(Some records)
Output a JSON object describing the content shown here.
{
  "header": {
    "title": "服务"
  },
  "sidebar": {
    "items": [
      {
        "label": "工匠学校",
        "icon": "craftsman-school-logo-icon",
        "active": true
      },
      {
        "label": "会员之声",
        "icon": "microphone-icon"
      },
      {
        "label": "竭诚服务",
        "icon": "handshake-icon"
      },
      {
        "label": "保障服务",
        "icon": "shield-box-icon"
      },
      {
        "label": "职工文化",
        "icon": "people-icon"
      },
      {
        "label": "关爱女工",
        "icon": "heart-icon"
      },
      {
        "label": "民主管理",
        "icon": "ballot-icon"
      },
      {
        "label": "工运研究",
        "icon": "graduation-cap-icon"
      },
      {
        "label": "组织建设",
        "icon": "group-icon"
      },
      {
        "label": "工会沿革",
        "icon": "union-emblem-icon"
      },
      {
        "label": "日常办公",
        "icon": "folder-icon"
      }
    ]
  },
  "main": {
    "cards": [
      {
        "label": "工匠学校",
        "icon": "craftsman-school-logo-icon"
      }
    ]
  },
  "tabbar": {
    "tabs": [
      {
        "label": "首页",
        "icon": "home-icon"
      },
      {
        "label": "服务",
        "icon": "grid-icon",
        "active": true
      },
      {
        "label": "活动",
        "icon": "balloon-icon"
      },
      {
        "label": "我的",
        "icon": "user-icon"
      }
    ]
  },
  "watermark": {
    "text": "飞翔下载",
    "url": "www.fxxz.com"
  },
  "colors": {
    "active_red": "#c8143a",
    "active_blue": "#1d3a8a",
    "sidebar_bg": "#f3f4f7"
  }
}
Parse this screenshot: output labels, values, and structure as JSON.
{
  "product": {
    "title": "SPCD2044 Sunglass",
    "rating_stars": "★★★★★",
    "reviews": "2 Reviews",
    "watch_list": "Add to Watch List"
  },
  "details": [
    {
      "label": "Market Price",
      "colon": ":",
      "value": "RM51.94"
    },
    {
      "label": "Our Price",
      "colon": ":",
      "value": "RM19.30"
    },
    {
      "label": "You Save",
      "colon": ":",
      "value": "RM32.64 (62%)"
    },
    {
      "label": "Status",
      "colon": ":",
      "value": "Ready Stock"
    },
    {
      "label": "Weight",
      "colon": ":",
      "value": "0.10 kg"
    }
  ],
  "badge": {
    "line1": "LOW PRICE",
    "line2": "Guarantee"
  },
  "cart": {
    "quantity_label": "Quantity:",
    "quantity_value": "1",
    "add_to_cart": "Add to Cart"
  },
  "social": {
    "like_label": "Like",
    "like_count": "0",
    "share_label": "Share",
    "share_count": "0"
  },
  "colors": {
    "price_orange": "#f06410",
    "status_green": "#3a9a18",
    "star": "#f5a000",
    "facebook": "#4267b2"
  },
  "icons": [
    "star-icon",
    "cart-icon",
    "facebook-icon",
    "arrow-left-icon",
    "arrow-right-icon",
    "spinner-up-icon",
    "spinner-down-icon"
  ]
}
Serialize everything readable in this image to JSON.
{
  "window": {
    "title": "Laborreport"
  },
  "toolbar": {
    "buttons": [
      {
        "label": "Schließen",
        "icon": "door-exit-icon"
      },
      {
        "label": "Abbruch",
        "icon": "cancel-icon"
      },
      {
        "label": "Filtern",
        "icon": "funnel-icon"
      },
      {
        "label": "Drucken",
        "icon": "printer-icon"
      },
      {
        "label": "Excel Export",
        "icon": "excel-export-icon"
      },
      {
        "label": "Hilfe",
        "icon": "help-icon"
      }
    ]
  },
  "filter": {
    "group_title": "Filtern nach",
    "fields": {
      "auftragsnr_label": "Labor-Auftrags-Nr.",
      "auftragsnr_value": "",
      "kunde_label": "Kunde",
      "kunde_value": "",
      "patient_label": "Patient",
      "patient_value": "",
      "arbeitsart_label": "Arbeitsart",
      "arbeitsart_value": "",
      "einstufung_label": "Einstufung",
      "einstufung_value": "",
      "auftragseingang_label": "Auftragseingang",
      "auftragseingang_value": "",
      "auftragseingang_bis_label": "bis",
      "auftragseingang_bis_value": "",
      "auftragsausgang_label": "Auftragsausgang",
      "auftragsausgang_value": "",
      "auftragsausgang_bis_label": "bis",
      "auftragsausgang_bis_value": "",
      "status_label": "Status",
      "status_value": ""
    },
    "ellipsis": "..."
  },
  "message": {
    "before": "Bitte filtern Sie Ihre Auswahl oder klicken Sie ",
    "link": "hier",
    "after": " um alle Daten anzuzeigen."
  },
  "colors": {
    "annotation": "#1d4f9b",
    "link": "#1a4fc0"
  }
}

■ **Short task**: Reproduce every entry shown above, precisely as it stands.

■ **Problem solution**:
Output a JSON object describing the content shown here.
{
  "header": {
    "title": "服务"
  },
  "sidebar": {
    "items": [
      {
        "label": "工匠学校",
        "icon": "craftsman-school-logo-icon",
        "active": true
      },
      {
        "label": "会员之声",
        "icon": "microphone-icon"
      },
      {
        "label": "竭诚服务",
        "icon": "handshake-icon"
      },
      {
        "label": "保障服务",
        "icon": "shield-box-icon"
      },
      {
        "label": "职工文化",
        "icon": "people-icon"
      },
      {
        "label": "关爱女工",
        "icon": "heart-icon"
      },
      {
        "label": "民主管理",
        "icon": "ballot-icon"
      },
      {
        "label": "工运研究",
        "icon": "graduation-cap-icon"
      },
      {
        "label": "组织建设",
        "icon": "group-icon"
      },
      {
        "label": "工会沿革",
        "icon": "union-emblem-icon"
      },
      {
        "label": "日常办公",
        "icon": "folder-icon"
      }
    ]
  },
  "main": {
    "cards": [
      {
        "label": "工匠学校",
        "icon": "craftsman-school-logo-icon"
      }
    ]
  },
  "tabbar": {
    "tabs": [
      {
        "label": "首页",
        "icon": "home-icon"
      },
      {
        "label": "服务",
        "icon": "grid-icon",
        "active": true
      },
      {
        "label": "活动",
        "icon": "balloon-icon"
      },
      {
        "label": "我的",
        "icon": "user-icon"
      }
    ]
  },
  "watermark": {
    "text": "飞翔下载",
    "url": "www.fxxz.com"
  },
  "colors": {
    "active_red": "#c8143a",
    "active_blue": "#1d3a8a",
    "sidebar_bg": "#f3f4f7"
  }
}
Parse this screenshot: output labels, values, and structure as JSON.
{
  "product": {
    "title": "SPCD2044 Sunglass",
    "rating_stars": "★★★★★",
    "reviews": "2 Reviews",
    "watch_list": "Add to Watch List"
  },
  "details": [
    {
      "label": "Market Price",
      "colon": ":",
      "value": "RM51.94"
    },
    {
      "label": "Our Price",
      "colon": ":",
      "value": "RM19.30"
    },
    {
      "label": "You Save",
      "colon": ":",
      "value": "RM32.64 (62%)"
    },
    {
      "label": "Status",
      "colon": ":",
      "value": "Ready Stock"
    },
    {
      "label": "Weight",
      "colon": ":",
      "value": "0.10 kg"
    }
  ],
  "badge": {
    "line1": "LOW PRICE",
    "line2": "Guarantee"
  },
  "cart": {
    "quantity_label": "Quantity:",
    "quantity_value": "1",
    "add_to_cart": "Add to Cart"
  },
  "social": {
    "like_label": "Like",
    "like_count": "0",
    "share_label": "Share",
    "share_count": "0"
  },
  "colors": {
    "price_orange": "#f06410",
    "status_green": "#3a9a18",
    "star": "#f5a000",
    "facebook": "#4267b2"
  },
  "icons": [
    "star-icon",
    "cart-icon",
    "facebook-icon",
    "arrow-left-icon",
    "arrow-right-icon",
    "spinner-up-icon",
    "spinner-down-icon"
  ]
}
Serialize everything readable in this image to JSON.
{
  "window": {
    "title": "Laborreport"
  },
  "toolbar": {
    "buttons": [
      {
        "label": "Schließen",
        "icon": "door-exit-icon"
      },
      {
        "label": "Abbruch",
        "icon": "cancel-icon"
      },
      {
        "label": "Filtern",
        "icon": "funnel-icon"
      },
      {
        "label": "Drucken",
        "icon": "printer-icon"
      },
      {
        "label": "Excel Export",
        "icon": "excel-export-icon"
      },
      {
        "label": "Hilfe",
        "icon": "help-icon"
      }
    ]
  },
  "filter": {
    "group_title": "Filtern nach",
    "fields": {
      "auftragsnr_label": "Labor-Auftrags-Nr.",
      "auftragsnr_value": "",
      "kunde_label": "Kunde",
      "kunde_value": "",
      "patient_label": "Patient",
      "patient_value": "",
      "arbeitsart_label": "Arbeitsart",
      "arbeitsart_value": "",
      "einstufung_label": "Einstufung",
      "einstufung_value": "",
      "auftragseingang_label": "Auftragseingang",
      "auftragseingang_value": "",
      "auftragseingang_bis_label": "bis",
      "auftragseingang_bis_value": "",
      "auftragsausgang_label": "Auftragsausgang",
      "auftragsausgang_value": "",
      "auftragsausgang_bis_label": "bis",
      "auftragsausgang_bis_value": "",
      "status_label": "Status",
      "status_value": ""
    },
    "ellipsis": "..."
  },
  "message": {
    "before": "Bitte filtern Sie Ihre Auswahl oder klicken Sie ",
    "link": "hier",
    "after": " um alle Daten anzuzeigen."
  },
  "colors": {
    "annotation": "#1d4f9b",
    "link": "#1a4fc0"
  }
}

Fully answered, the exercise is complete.